▶ **SUPPLIED RECORDS**
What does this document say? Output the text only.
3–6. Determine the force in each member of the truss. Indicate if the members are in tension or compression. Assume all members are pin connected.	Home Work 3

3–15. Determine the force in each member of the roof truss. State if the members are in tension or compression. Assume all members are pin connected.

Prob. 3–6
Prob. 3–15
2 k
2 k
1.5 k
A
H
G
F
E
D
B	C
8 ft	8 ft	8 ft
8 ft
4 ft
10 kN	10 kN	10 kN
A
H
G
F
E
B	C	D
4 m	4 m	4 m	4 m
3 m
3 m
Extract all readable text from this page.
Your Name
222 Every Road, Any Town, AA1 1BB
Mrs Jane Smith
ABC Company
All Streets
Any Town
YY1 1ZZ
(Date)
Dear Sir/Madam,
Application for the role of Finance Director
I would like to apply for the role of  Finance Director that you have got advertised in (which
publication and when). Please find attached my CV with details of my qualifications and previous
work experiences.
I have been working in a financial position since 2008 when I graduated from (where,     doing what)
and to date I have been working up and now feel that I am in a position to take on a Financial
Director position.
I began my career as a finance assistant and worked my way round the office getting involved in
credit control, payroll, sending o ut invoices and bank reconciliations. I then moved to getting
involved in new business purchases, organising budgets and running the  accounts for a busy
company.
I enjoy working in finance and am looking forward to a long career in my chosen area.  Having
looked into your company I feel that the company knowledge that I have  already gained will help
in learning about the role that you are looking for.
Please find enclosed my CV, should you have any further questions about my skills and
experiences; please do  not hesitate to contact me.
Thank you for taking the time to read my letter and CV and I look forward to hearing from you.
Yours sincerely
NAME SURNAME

▶ **WHAT YOU ARE ASKED TO DO**
Look over the records above and copy each line that includes the string "Determine".

▶ **ANSWER TO THE EXERCISE**
3–6. Determine the force in each member of the truss. Indicate if the members are in tension or compression. Assume all members are pin connected.	Home Work 3
3–15. Determine the force in each member of the roof truss. State if the members are in tension or compression. Assume all members are pin connected.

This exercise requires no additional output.